** Start **

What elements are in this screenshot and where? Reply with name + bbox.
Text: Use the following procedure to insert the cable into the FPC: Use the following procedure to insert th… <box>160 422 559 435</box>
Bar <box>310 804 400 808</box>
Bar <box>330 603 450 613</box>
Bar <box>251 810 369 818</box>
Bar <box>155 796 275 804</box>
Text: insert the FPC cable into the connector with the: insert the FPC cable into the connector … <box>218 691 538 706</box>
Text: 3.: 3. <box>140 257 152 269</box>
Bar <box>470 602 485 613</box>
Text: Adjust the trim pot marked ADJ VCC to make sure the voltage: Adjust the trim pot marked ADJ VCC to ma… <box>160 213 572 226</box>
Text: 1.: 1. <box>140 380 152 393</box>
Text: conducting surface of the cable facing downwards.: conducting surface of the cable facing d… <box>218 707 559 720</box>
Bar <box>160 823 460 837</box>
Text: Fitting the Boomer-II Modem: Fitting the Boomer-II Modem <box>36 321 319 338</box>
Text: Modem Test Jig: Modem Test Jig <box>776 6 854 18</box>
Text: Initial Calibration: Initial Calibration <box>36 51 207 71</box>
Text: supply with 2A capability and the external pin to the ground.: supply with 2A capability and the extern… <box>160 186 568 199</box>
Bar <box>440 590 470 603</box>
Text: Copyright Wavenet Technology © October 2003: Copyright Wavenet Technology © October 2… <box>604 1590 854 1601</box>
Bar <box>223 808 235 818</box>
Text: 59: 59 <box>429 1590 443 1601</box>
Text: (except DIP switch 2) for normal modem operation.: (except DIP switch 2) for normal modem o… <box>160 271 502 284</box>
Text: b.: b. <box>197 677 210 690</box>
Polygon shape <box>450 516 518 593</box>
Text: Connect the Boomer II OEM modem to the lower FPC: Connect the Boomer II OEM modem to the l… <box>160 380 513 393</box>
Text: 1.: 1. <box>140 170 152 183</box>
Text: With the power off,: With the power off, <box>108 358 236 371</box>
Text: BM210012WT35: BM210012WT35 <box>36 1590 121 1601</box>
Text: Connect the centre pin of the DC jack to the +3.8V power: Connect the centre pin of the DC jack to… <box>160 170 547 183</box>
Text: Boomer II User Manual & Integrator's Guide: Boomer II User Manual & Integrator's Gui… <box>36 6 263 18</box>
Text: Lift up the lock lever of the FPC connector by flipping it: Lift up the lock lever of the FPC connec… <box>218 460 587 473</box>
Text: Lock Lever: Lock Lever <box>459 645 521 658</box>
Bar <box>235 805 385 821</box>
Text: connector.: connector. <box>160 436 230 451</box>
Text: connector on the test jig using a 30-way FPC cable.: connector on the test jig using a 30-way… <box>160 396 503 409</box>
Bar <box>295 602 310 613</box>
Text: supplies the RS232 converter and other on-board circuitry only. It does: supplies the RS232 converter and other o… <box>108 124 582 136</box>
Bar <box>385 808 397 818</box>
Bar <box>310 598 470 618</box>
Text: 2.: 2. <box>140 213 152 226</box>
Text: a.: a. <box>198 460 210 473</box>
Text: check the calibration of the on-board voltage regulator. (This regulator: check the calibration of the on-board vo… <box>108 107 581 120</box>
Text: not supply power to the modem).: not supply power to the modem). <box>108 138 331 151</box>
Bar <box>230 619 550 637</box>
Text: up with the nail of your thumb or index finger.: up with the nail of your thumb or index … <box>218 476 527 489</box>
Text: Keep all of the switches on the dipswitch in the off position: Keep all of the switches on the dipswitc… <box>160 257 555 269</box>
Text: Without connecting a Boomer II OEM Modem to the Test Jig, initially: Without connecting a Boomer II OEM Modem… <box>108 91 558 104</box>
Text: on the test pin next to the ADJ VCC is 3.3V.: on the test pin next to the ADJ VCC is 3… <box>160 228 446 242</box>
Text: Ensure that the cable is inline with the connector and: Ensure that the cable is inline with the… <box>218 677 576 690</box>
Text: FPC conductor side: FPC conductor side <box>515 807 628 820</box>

** End **

Task brief: Reproduce all of the lines above, replacing "trim pot" with "potentiometer" and leaving everything else unchanged.

Written answer:
What elements are in this screenshot and where? Reply with name + bbox.
Text: Use the following procedure to insert the cable into the FPC: Use the following procedure to insert th… <box>160 422 559 435</box>
Bar <box>310 804 400 808</box>
Bar <box>330 603 450 613</box>
Bar <box>251 810 369 818</box>
Bar <box>155 796 275 804</box>
Text: insert the FPC cable into the connector with the: insert the FPC cable into the connector … <box>218 691 538 706</box>
Text: 3.: 3. <box>140 257 152 269</box>
Bar <box>470 602 485 613</box>
Text: Adjust the potentiometer marked ADJ VCC to make sure the voltage: Adjust the potentiometer marked ADJ VCC to ma… <box>160 213 572 226</box>
Text: 1.: 1. <box>140 380 152 393</box>
Text: conducting surface of the cable facing downwards.: conducting surface of the cable facing d… <box>218 707 559 720</box>
Bar <box>160 823 460 837</box>
Text: Fitting the Boomer-II Modem: Fitting the Boomer-II Modem <box>36 321 319 338</box>
Text: Modem Test Jig: Modem Test Jig <box>776 6 854 18</box>
Text: Initial Calibration: Initial Calibration <box>36 51 207 71</box>
Text: supply with 2A capability and the external pin to the ground.: supply with 2A capability and the extern… <box>160 186 568 199</box>
Bar <box>440 590 470 603</box>
Text: Copyright Wavenet Technology © October 2003: Copyright Wavenet Technology © October 2… <box>604 1590 854 1601</box>
Bar <box>223 808 235 818</box>
Text: 59: 59 <box>429 1590 443 1601</box>
Text: (except DIP switch 2) for normal modem operation.: (except DIP switch 2) for normal modem o… <box>160 271 502 284</box>
Text: b.: b. <box>197 677 210 690</box>
Polygon shape <box>450 516 518 593</box>
Text: Connect the Boomer II OEM modem to the lower FPC: Connect the Boomer II OEM modem to the l… <box>160 380 513 393</box>
Text: 1.: 1. <box>140 170 152 183</box>
Text: With the power off,: With the power off, <box>108 358 236 371</box>
Text: BM210012WT35: BM210012WT35 <box>36 1590 121 1601</box>
Text: Connect the centre pin of the DC jack to the +3.8V power: Connect the centre pin of the DC jack to… <box>160 170 547 183</box>
Text: Boomer II User Manual & Integrator's Guide: Boomer II User Manual & Integrator's Gui… <box>36 6 263 18</box>
Text: Lift up the lock lever of the FPC connector by flipping it: Lift up the lock lever of the FPC connec… <box>218 460 587 473</box>
Text: Lock Lever: Lock Lever <box>459 645 521 658</box>
Bar <box>235 805 385 821</box>
Text: connector.: connector. <box>160 436 230 451</box>
Text: connector on the test jig using a 30-way FPC cable.: connector on the test jig using a 30-way… <box>160 396 503 409</box>
Bar <box>295 602 310 613</box>
Text: supplies the RS232 converter and other on-board circuitry only. It does: supplies the RS232 converter and other o… <box>108 124 582 136</box>
Bar <box>385 808 397 818</box>
Bar <box>310 598 470 618</box>
Text: 2.: 2. <box>140 213 152 226</box>
Text: a.: a. <box>198 460 210 473</box>
Text: check the calibration of the on-board voltage regulator. (This regulator: check the calibration of the on-board vo… <box>108 107 581 120</box>
Text: not supply power to the modem).: not supply power to the modem). <box>108 138 331 151</box>
Bar <box>230 619 550 637</box>
Text: up with the nail of your thumb or index finger.: up with the nail of your thumb or index … <box>218 476 527 489</box>
Text: Keep all of the switches on the dipswitch in the off position: Keep all of the switches on the dipswitc… <box>160 257 555 269</box>
Text: Without connecting a Boomer II OEM Modem to the Test Jig, initially: Without connecting a Boomer II OEM Modem… <box>108 91 558 104</box>
Text: on the test pin next to the ADJ VCC is 3.3V.: on the test pin next to the ADJ VCC is 3… <box>160 228 446 242</box>
Text: Ensure that the cable is inline with the connector and: Ensure that the cable is inline with the… <box>218 677 576 690</box>
Text: FPC conductor side: FPC conductor side <box>515 807 628 820</box>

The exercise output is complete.